-- Data extract start --

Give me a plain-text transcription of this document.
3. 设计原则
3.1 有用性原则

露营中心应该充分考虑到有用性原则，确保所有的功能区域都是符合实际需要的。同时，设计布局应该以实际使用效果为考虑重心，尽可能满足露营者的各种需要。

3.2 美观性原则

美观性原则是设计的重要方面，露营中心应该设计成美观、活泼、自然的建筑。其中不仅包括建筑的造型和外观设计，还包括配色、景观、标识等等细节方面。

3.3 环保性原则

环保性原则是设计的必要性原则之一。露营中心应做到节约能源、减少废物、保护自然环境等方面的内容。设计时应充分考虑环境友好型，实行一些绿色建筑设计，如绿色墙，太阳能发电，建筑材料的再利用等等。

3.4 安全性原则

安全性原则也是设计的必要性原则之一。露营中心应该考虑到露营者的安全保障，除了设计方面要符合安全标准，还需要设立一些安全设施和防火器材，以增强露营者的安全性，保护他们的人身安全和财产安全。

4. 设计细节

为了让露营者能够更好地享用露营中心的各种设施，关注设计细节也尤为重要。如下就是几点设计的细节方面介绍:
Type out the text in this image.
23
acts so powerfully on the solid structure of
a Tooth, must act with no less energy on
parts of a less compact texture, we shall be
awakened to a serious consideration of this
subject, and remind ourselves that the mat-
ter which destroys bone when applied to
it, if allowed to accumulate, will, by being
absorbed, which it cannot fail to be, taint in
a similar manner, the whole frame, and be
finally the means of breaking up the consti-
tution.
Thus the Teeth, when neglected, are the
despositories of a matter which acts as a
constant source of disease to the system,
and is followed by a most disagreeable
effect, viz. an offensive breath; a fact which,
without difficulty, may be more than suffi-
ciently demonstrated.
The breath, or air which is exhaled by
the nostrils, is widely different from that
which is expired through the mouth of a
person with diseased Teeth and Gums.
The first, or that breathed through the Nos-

-- Data extract end --

Please output the entire listing exactly as it stands.

Give me a plain-text transcription of this document.
3. 设计原则
3.1 有用性原则

露营中心应该充分考虑到有用性原则，确保所有的功能区域都是符合实际需要的。同时，设计布局应该以实际使用效果为考虑重心，尽可能满足露营者的各种需要。

3.2 美观性原则

美观性原则是设计的重要方面，露营中心应该设计成美观、活泼、自然的建筑。其中不仅包括建筑的造型和外观设计，还包括配色、景观、标识等等细节方面。

3.3 环保性原则

环保性原则是设计的必要性原则之一。露营中心应做到节约能源、减少废物、保护自然环境等方面的内容。设计时应充分考虑环境友好型，实行一些绿色建筑设计，如绿色墙，太阳能发电，建筑材料的再利用等等。

3.4 安全性原则

安全性原则也是设计的必要性原则之一。露营中心应该考虑到露营者的安全保障，除了设计方面要符合安全标准，还需要设立一些安全设施和防火器材，以增强露营者的安全性，保护他们的人身安全和财产安全。

4. 设计细节

为了让露营者能够更好地享用露营中心的各种设施，关注设计细节也尤为重要。如下就是几点设计的细节方面介绍:
Type out the text in this image.
23
acts so powerfully on the solid structure of
a Tooth, must act with no less energy on
parts of a less compact texture, we shall be
awakened to a serious consideration of this
subject, and remind ourselves that the mat-
ter which destroys bone when applied to
it, if allowed to accumulate, will, by being
absorbed, which it cannot fail to be, taint in
a similar manner, the whole frame, and be
finally the means of breaking up the consti-
tution.
Thus the Teeth, when neglected, are the
despositories of a matter which acts as a
constant source of disease to the system,
and is followed by a most disagreeable
effect, viz. an offensive breath; a fact which,
without difficulty, may be more than suffi-
ciently demonstrated.
The breath, or air which is exhaled by
the nostrils, is widely different from that
which is expired through the mouth of a
person with diseased Teeth and Gums.
The first, or that breathed through the Nos-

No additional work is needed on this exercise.